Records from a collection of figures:
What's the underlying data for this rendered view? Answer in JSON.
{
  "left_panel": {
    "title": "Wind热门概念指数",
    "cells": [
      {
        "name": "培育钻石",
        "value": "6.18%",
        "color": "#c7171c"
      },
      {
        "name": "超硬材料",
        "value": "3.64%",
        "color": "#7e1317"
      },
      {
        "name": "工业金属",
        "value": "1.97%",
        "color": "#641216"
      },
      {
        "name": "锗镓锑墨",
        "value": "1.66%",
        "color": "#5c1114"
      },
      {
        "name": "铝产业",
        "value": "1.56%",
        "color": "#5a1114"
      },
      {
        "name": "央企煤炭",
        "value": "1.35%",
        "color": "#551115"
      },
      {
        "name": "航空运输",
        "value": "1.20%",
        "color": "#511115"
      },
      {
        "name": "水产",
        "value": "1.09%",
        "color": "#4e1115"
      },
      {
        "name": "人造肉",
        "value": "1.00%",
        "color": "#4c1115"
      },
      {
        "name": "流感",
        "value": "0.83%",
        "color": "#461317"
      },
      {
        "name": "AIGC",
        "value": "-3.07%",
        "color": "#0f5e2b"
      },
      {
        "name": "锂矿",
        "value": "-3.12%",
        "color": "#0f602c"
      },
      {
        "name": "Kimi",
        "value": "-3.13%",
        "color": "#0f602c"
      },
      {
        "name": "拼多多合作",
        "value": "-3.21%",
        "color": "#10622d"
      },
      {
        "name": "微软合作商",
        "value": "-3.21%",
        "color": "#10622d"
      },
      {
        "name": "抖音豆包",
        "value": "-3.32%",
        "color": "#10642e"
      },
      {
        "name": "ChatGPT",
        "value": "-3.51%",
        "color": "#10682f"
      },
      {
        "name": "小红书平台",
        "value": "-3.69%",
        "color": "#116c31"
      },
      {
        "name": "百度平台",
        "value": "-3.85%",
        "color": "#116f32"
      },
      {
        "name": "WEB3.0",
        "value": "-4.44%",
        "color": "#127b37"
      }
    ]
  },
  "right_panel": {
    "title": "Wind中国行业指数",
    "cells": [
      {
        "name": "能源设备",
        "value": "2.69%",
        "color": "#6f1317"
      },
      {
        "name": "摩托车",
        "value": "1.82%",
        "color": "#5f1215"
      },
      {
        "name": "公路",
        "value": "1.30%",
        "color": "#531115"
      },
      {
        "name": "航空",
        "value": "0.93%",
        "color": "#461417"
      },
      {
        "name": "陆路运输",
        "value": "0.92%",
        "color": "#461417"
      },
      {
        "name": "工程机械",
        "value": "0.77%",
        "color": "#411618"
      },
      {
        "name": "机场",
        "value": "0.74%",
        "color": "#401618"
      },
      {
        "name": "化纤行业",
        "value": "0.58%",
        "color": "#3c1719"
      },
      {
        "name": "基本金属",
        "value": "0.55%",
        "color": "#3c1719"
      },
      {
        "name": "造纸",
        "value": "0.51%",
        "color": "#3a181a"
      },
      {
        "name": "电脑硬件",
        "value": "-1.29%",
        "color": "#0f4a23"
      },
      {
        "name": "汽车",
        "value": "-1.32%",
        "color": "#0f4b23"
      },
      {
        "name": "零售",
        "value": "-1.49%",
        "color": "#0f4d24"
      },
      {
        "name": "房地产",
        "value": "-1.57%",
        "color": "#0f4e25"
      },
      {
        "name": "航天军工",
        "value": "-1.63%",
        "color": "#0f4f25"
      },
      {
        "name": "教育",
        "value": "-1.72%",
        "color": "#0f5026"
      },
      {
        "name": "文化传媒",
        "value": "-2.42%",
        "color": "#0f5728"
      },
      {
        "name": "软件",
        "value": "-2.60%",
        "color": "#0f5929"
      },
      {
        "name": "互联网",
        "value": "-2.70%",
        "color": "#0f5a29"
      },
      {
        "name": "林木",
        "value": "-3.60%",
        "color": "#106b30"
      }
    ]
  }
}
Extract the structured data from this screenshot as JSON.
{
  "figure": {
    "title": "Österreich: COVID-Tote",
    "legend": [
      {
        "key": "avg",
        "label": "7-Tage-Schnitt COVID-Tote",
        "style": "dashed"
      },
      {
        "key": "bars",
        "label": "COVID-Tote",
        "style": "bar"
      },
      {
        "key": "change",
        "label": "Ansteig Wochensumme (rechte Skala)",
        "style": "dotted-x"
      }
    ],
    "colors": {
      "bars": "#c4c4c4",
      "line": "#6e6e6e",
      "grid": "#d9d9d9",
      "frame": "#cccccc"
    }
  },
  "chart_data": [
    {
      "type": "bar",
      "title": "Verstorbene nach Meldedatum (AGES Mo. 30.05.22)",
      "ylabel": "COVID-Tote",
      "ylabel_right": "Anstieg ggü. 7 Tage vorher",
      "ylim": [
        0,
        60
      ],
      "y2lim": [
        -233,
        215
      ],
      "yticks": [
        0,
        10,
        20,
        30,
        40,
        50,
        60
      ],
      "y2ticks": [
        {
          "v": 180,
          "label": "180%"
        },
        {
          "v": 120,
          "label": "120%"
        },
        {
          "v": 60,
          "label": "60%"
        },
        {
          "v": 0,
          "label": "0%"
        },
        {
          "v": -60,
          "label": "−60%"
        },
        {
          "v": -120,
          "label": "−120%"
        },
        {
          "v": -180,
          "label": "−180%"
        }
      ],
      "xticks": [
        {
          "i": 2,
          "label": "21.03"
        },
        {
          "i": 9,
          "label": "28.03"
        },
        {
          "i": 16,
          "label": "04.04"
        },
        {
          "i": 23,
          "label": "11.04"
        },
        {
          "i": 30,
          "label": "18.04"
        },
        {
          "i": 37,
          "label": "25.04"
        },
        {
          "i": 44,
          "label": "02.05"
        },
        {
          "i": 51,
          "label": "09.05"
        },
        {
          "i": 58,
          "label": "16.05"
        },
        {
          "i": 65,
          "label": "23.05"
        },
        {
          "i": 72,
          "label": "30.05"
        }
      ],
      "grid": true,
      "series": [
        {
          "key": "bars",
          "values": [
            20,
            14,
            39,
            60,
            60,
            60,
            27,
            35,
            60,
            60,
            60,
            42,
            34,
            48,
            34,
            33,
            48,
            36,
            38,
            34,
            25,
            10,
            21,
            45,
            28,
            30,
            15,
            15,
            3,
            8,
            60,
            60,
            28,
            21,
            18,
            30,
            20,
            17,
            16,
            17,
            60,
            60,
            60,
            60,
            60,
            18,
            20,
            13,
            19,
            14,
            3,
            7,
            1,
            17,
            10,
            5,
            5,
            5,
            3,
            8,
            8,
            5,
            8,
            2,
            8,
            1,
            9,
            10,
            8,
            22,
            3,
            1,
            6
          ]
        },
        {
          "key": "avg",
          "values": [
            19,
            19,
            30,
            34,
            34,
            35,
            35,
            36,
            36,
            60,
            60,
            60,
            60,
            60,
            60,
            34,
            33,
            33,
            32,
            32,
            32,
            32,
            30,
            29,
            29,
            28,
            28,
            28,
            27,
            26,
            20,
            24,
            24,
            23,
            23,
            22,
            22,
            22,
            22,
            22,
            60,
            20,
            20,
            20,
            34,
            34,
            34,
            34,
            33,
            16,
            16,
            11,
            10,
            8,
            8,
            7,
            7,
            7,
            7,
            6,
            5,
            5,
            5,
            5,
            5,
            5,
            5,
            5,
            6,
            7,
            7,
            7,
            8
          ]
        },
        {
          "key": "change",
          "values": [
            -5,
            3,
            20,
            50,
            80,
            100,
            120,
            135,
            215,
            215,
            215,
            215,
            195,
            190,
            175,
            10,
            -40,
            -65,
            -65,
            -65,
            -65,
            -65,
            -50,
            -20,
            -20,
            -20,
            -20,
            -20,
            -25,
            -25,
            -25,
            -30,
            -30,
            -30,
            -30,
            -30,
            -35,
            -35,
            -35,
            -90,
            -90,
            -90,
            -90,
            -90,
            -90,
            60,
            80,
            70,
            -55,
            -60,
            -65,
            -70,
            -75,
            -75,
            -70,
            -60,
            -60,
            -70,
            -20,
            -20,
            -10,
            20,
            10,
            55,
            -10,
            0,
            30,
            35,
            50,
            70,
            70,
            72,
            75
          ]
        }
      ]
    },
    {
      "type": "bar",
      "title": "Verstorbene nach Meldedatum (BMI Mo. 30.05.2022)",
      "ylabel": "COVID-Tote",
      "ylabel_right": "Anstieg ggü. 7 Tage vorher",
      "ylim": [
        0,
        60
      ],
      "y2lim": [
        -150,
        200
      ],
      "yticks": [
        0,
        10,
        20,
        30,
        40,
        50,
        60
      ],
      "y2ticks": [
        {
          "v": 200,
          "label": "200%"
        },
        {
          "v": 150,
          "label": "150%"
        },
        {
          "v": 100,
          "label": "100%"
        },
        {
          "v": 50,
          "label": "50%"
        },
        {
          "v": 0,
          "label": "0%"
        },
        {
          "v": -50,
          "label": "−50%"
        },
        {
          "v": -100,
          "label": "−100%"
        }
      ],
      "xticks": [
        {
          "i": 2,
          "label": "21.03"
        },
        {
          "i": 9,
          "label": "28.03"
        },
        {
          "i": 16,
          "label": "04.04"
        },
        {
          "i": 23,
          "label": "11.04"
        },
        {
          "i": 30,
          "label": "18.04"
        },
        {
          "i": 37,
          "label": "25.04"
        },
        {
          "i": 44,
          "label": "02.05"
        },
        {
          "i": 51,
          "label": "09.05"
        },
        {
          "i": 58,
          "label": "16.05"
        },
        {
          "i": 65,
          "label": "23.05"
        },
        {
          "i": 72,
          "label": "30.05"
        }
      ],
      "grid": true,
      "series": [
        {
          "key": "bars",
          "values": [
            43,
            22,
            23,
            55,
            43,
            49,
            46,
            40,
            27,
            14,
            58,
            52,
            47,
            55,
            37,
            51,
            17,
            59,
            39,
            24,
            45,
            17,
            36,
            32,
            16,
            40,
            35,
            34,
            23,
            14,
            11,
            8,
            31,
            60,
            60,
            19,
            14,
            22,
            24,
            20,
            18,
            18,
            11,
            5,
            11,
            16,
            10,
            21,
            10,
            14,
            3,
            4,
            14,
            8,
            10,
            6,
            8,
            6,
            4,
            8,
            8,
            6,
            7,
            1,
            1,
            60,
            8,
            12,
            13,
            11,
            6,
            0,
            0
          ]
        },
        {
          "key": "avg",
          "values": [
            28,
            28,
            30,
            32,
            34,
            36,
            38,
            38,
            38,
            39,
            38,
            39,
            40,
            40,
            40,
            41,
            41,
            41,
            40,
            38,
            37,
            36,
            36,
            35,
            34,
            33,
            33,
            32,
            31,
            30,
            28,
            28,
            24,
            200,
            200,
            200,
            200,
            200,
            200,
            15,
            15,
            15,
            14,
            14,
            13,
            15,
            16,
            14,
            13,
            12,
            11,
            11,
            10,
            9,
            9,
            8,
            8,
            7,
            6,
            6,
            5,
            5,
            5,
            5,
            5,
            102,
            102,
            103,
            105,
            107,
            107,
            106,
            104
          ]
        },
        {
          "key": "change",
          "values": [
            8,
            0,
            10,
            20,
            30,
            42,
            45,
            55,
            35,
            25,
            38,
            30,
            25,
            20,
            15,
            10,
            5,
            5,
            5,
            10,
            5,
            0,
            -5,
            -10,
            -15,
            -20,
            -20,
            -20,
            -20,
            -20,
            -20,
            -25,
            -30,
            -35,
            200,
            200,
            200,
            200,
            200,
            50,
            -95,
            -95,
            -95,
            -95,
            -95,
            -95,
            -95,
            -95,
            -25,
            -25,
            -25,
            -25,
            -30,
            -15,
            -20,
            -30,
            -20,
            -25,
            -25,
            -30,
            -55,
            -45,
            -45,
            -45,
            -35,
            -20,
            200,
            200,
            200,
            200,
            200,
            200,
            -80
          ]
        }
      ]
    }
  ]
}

**REQUIRED WORK**
From the listing, copy every line where the string "title" appears.

**EXERCISE SOLUTION**
    "title": "Wind热门概念指数",
    "title": "Wind中国行业指数",
    "title": "Österreich: COVID-Tote",
      "title": "Verstorbene nach Meldedatum (AGES Mo. 30.05.22)",
      "title": "Verstorbene nach Meldedatum (BMI Mo. 30.05.2022)",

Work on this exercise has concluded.